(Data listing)
## BEGIN

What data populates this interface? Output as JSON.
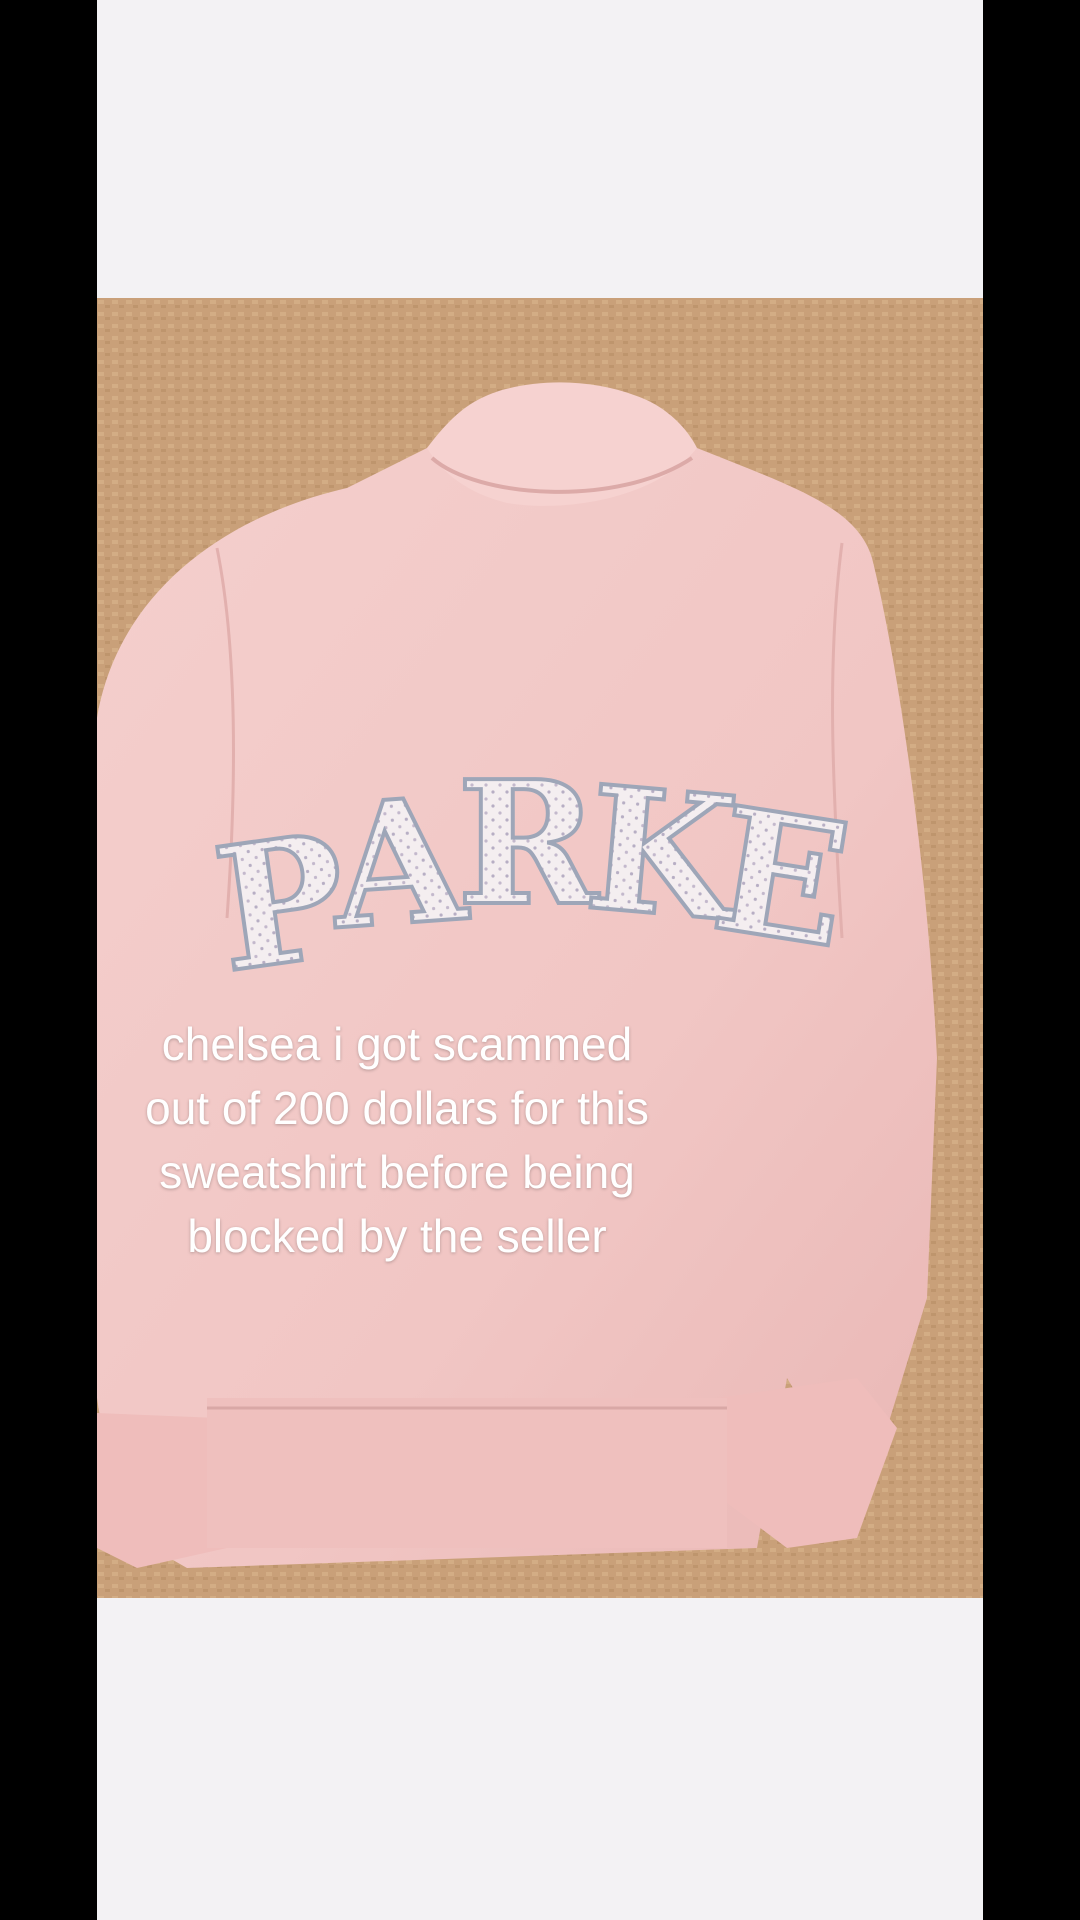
{
  "caption": {
    "lines": [
      "chelsea i got scammed",
      "out of 200 dollars for this",
      "sweatshirt before being",
      "blocked by the seller"
    ]
  },
  "photo": {
    "subject": "pink-mock-neck-sweatshirt",
    "print_text": "PARKE",
    "colors": {
      "rug": "#c9a079",
      "sweatshirt": "#f2c8c6",
      "letters": "#f4eef0",
      "frame": "#f3f2f4",
      "side_bars": "#000000"
    }
  }
}
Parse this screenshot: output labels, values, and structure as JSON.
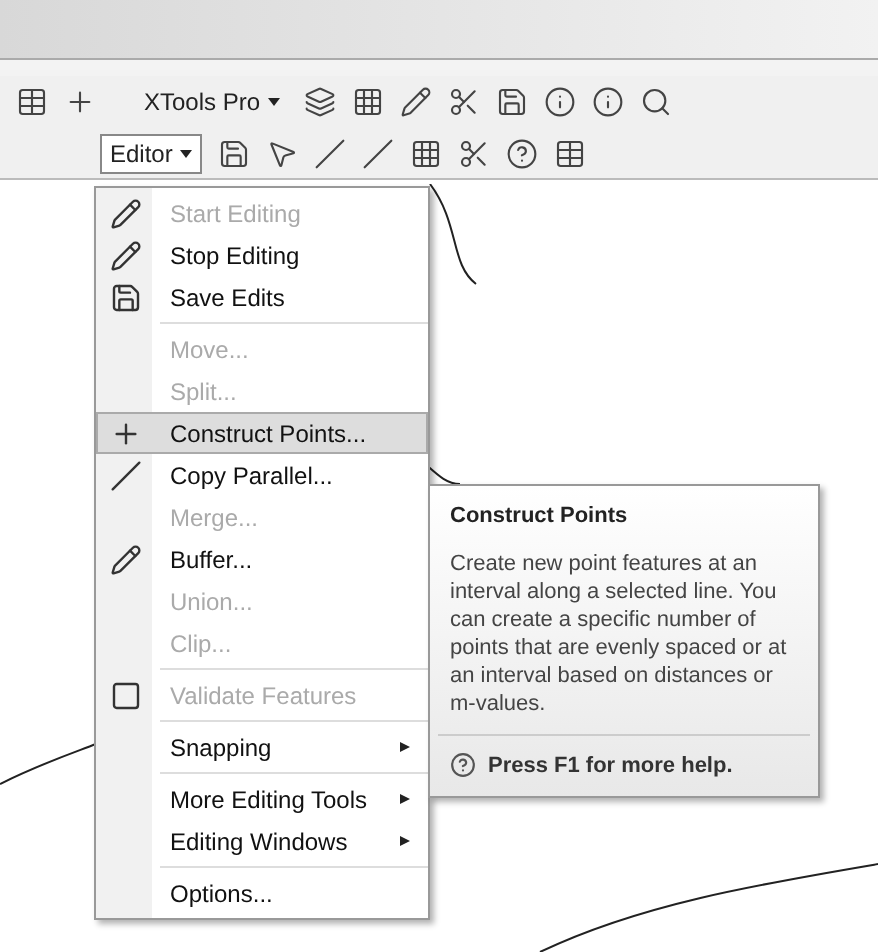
{
  "toolbar_top": {
    "dropdown": "XTools Pro"
  },
  "toolbar_editor": {
    "dropdown": "Editor"
  },
  "menu": [
    {
      "kind": "item",
      "label": "Start Editing",
      "disabled": true,
      "selected": false,
      "submenu": false
    },
    {
      "kind": "item",
      "label": "Stop Editing",
      "disabled": false,
      "selected": false,
      "submenu": false
    },
    {
      "kind": "item",
      "label": "Save Edits",
      "disabled": false,
      "selected": false,
      "submenu": false
    },
    {
      "kind": "separator"
    },
    {
      "kind": "item",
      "label": "Move...",
      "disabled": true,
      "selected": false,
      "submenu": false
    },
    {
      "kind": "item",
      "label": "Split...",
      "disabled": true,
      "selected": false,
      "submenu": false
    },
    {
      "kind": "item",
      "label": "Construct Points...",
      "disabled": false,
      "selected": true,
      "submenu": false
    },
    {
      "kind": "item",
      "label": "Copy Parallel...",
      "disabled": false,
      "selected": false,
      "submenu": false
    },
    {
      "kind": "item",
      "label": "Merge...",
      "disabled": true,
      "selected": false,
      "submenu": false
    },
    {
      "kind": "item",
      "label": "Buffer...",
      "disabled": false,
      "selected": false,
      "submenu": false
    },
    {
      "kind": "item",
      "label": "Union...",
      "disabled": true,
      "selected": false,
      "submenu": false
    },
    {
      "kind": "item",
      "label": "Clip...",
      "disabled": true,
      "selected": false,
      "submenu": false
    },
    {
      "kind": "separator"
    },
    {
      "kind": "item",
      "label": "Validate Features",
      "disabled": true,
      "selected": false,
      "submenu": false
    },
    {
      "kind": "separator"
    },
    {
      "kind": "item",
      "label": "Snapping",
      "disabled": false,
      "selected": false,
      "submenu": true
    },
    {
      "kind": "separator"
    },
    {
      "kind": "item",
      "label": "More Editing Tools",
      "disabled": false,
      "selected": false,
      "submenu": true
    },
    {
      "kind": "item",
      "label": "Editing Windows",
      "disabled": false,
      "selected": false,
      "submenu": true
    },
    {
      "kind": "separator"
    },
    {
      "kind": "item",
      "label": "Options...",
      "disabled": false,
      "selected": false,
      "submenu": false
    }
  ],
  "tooltip": {
    "title": "Construct Points",
    "body": "Create new point features at an interval along a selected line. You can create a specific number of points that are evenly spaced or at an interval based on distances or m-values.",
    "help": "Press F1 for more help."
  }
}
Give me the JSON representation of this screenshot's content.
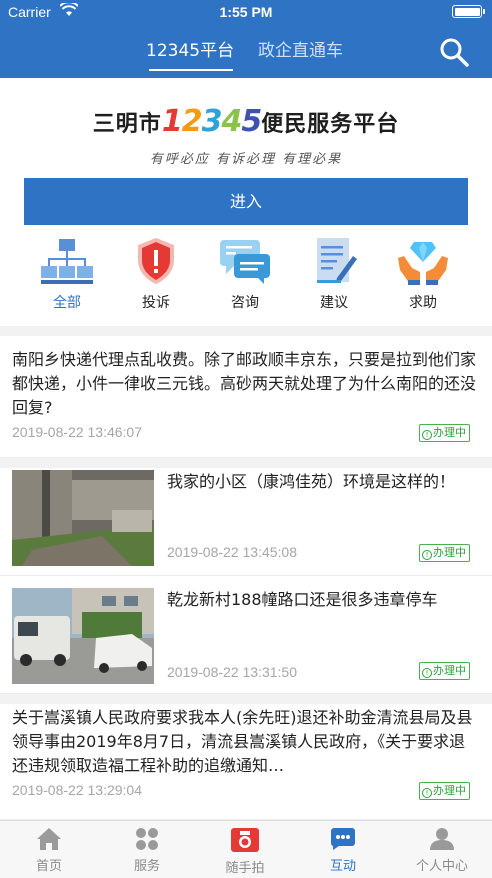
{
  "status_bar": {
    "carrier": "Carrier",
    "time": "1:55 PM"
  },
  "header": {
    "tabs": [
      {
        "label": "12345平台",
        "active": true
      },
      {
        "label": "政企直通车",
        "active": false
      }
    ],
    "accent_color": "#2f73c4"
  },
  "banner": {
    "city": "三明市",
    "number": [
      "1",
      "2",
      "3",
      "4",
      "5"
    ],
    "platform": "便民服务平台",
    "slogan": "有呼必应 有诉必理 有理必果"
  },
  "enter_button": {
    "label": "进入"
  },
  "categories": [
    {
      "label": "全部",
      "icon": "org-chart-icon",
      "active": true
    },
    {
      "label": "投诉",
      "icon": "shield-alert-icon"
    },
    {
      "label": "咨询",
      "icon": "chat-bubbles-icon"
    },
    {
      "label": "建议",
      "icon": "document-pen-icon"
    },
    {
      "label": "求助",
      "icon": "helping-hands-icon"
    }
  ],
  "feed": [
    {
      "text": "南阳乡快递代理点乱收费。除了邮政顺丰京东，只要是拉到他们家都快递，小件一律收三元钱。高砂两天就处理了为什么南阳的还没回复?",
      "date": "2019-08-22 13:46:07",
      "status": "办理中"
    },
    {
      "text": "我家的小区（康鸿佳苑）环境是这样的！",
      "date": "2019-08-22 13:45:08",
      "status": "办理中"
    },
    {
      "text": "乾龙新村188幢路口还是很多违章停车",
      "date": "2019-08-22 13:31:50",
      "status": "办理中"
    },
    {
      "text": "关于嵩溪镇人民政府要求我本人(余先旺)退还补助金清流县局及县领导事由2019年8月7日，清流县嵩溪镇人民政府，《关于要求退还违规领取造福工程补助的追缴通知…",
      "date": "2019-08-22 13:29:04",
      "status": "办理中"
    }
  ],
  "bottom_nav": [
    {
      "label": "首页",
      "icon": "home-icon"
    },
    {
      "label": "服务",
      "icon": "grid-icon"
    },
    {
      "label": "随手拍",
      "icon": "camera-icon"
    },
    {
      "label": "互动",
      "icon": "chat-icon",
      "active": true
    },
    {
      "label": "个人中心",
      "icon": "user-icon"
    }
  ],
  "colors": {
    "primary": "#2f73c4",
    "status_green": "#2e9e3a",
    "badge_border": "#4caf50"
  }
}
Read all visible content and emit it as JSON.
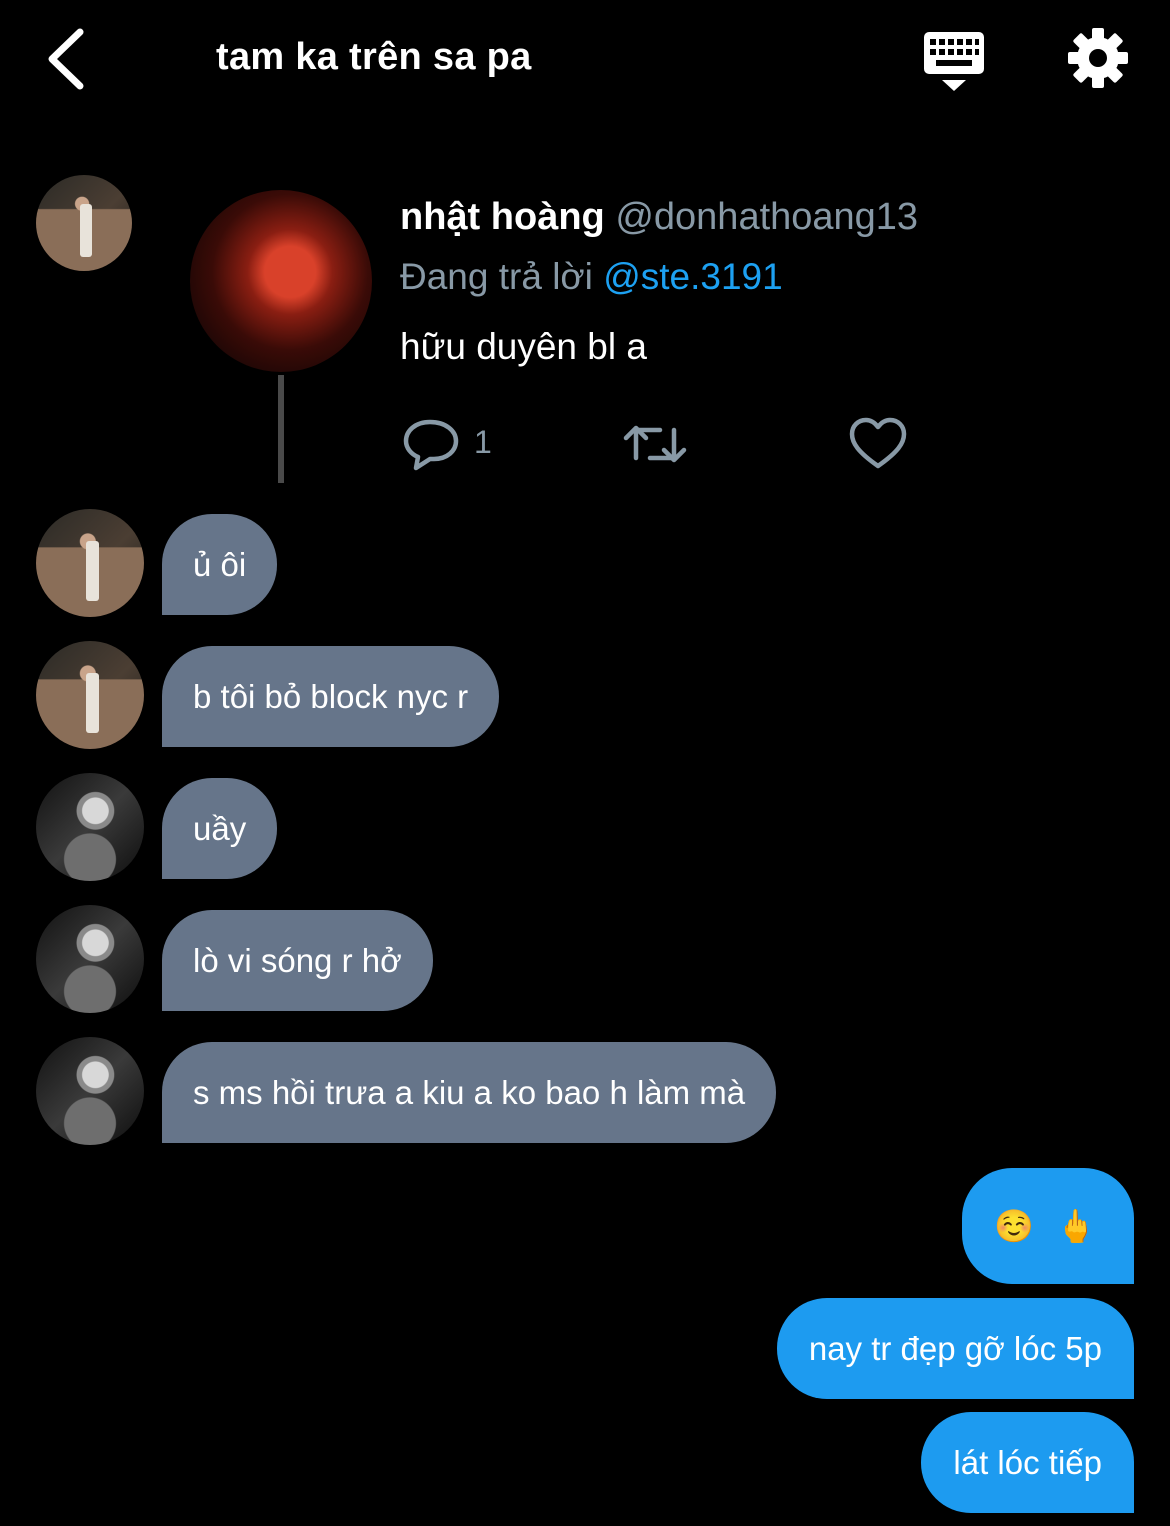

## END

WRITTEN PROBLEM – Print the whole listing above once more, word for word, without its pictures.

RESULT BELOW –
What data populates this interface? Output as JSON.
{
  "caption": {
    "lines": [
      "chelsea i got scammed",
      "out of 200 dollars for this",
      "sweatshirt before being",
      "blocked by the seller"
    ]
  },
  "photo": {
    "subject": "pink-mock-neck-sweatshirt",
    "print_text": "PARKE",
    "colors": {
      "rug": "#c9a079",
      "sweatshirt": "#f2c8c6",
      "letters": "#f4eef0",
      "frame": "#f3f2f4",
      "side_bars": "#000000"
    }
  }
}
Parse this screenshot: output labels, values, and structure as JSON.
{
  "toolbar_top": {
    "dropdown": "XTools Pro"
  },
  "toolbar_editor": {
    "dropdown": "Editor"
  },
  "menu": [
    {
      "kind": "item",
      "label": "Start Editing",
      "disabled": true,
      "selected": false,
      "submenu": false
    },
    {
      "kind": "item",
      "label": "Stop Editing",
      "disabled": false,
      "selected": false,
      "submenu": false
    },
    {
      "kind": "item",
      "label": "Save Edits",
      "disabled": false,
      "selected": false,
      "submenu": false
    },
    {
      "kind": "separator"
    },
    {
      "kind": "item",
      "label": "Move...",
      "disabled": true,
      "selected": false,
      "submenu": false
    },
    {
      "kind": "item",
      "label": "Split...",
      "disabled": true,
      "selected": false,
      "submenu": false
    },
    {
      "kind": "item",
      "label": "Construct Points...",
      "disabled": false,
      "selected": true,
      "submenu": false
    },
    {
      "kind": "item",
      "label": "Copy Parallel...",
      "disabled": false,
      "selected": false,
      "submenu": false
    },
    {
      "kind": "item",
      "label": "Merge...",
      "disabled": true,
      "selected": false,
      "submenu": false
    },
    {
      "kind": "item",
      "label": "Buffer...",
      "disabled": false,
      "selected": false,
      "submenu": false
    },
    {
      "kind": "item",
      "label": "Union...",
      "disabled": true,
      "selected": false,
      "submenu": false
    },
    {
      "kind": "item",
      "label": "Clip...",
      "disabled": true,
      "selected": false,
      "submenu": false
    },
    {
      "kind": "separator"
    },
    {
      "kind": "item",
      "label": "Validate Features",
      "disabled": true,
      "selected": false,
      "submenu": false
    },
    {
      "kind": "separator"
    },
    {
      "kind": "item",
      "label": "Snapping",
      "disabled": false,
      "selected": false,
      "submenu": true
    },
    {
      "kind": "separator"
    },
    {
      "kind": "item",
      "label": "More Editing Tools",
      "disabled": false,
      "selected": false,
      "submenu": true
    },
    {
      "kind": "item",
      "label": "Editing Windows",
      "disabled": false,
      "selected": false,
      "submenu": true
    },
    {
      "kind": "separator"
    },
    {
      "kind": "item",
      "label": "Options...",
      "disabled": false,
      "selected": false,
      "submenu": false
    }
  ],
  "tooltip": {
    "title": "Construct Points",
    "body": "Create new point features at an interval along a selected line. You can create a specific number of points that are evenly spaced or at an interval based on distances or m-values.",
    "help": "Press F1 for more help."
  }
}
Give me the JSON representation of this screenshot's content.
{
  "status_bar": {
    "carrier": "Carrier",
    "time": "1:55 PM"
  },
  "header": {
    "tabs": [
      {
        "label": "12345平台",
        "active": true
      },
      {
        "label": "政企直通车",
        "active": false
      }
    ],
    "accent_color": "#2f73c4"
  },
  "banner": {
    "city": "三明市",
    "number": [
      "1",
      "2",
      "3",
      "4",
      "5"
    ],
    "platform": "便民服务平台",
    "slogan": "有呼必应 有诉必理 有理必果"
  },
  "enter_button": {
    "label": "进入"
  },
  "categories": [
    {
      "label": "全部",
      "icon": "org-chart-icon",
      "active": true
    },
    {
      "label": "投诉",
      "icon": "shield-alert-icon"
    },
    {
      "label": "咨询",
      "icon": "chat-bubbles-icon"
    },
    {
      "label": "建议",
      "icon": "document-pen-icon"
    },
    {
      "label": "求助",
      "icon": "helping-hands-icon"
    }
  ],
  "feed": [
    {
      "text": "南阳乡快递代理点乱收费。除了邮政顺丰京东，只要是拉到他们家都快递，小件一律收三元钱。高砂两天就处理了为什么南阳的还没回复?",
      "date": "2019-08-22 13:46:07",
      "status": "办理中"
    },
    {
      "text": "我家的小区（康鸿佳苑）环境是这样的！",
      "date": "2019-08-22 13:45:08",
      "status": "办理中"
    },
    {
      "text": "乾龙新村188幢路口还是很多违章停车",
      "date": "2019-08-22 13:31:50",
      "status": "办理中"
    },
    {
      "text": "关于嵩溪镇人民政府要求我本人(余先旺)退还补助金清流县局及县领导事由2019年8月7日，清流县嵩溪镇人民政府，《关于要求退还违规领取造福工程补助的追缴通知…",
      "date": "2019-08-22 13:29:04",
      "status": "办理中"
    }
  ],
  "bottom_nav": [
    {
      "label": "首页",
      "icon": "home-icon"
    },
    {
      "label": "服务",
      "icon": "grid-icon"
    },
    {
      "label": "随手拍",
      "icon": "camera-icon"
    },
    {
      "label": "互动",
      "icon": "chat-icon",
      "active": true
    },
    {
      "label": "个人中心",
      "icon": "user-icon"
    }
  ],
  "colors": {
    "primary": "#2f73c4",
    "status_green": "#2e9e3a",
    "badge_border": "#4caf50"
  }
}
Read all visible content and emit it as JSON.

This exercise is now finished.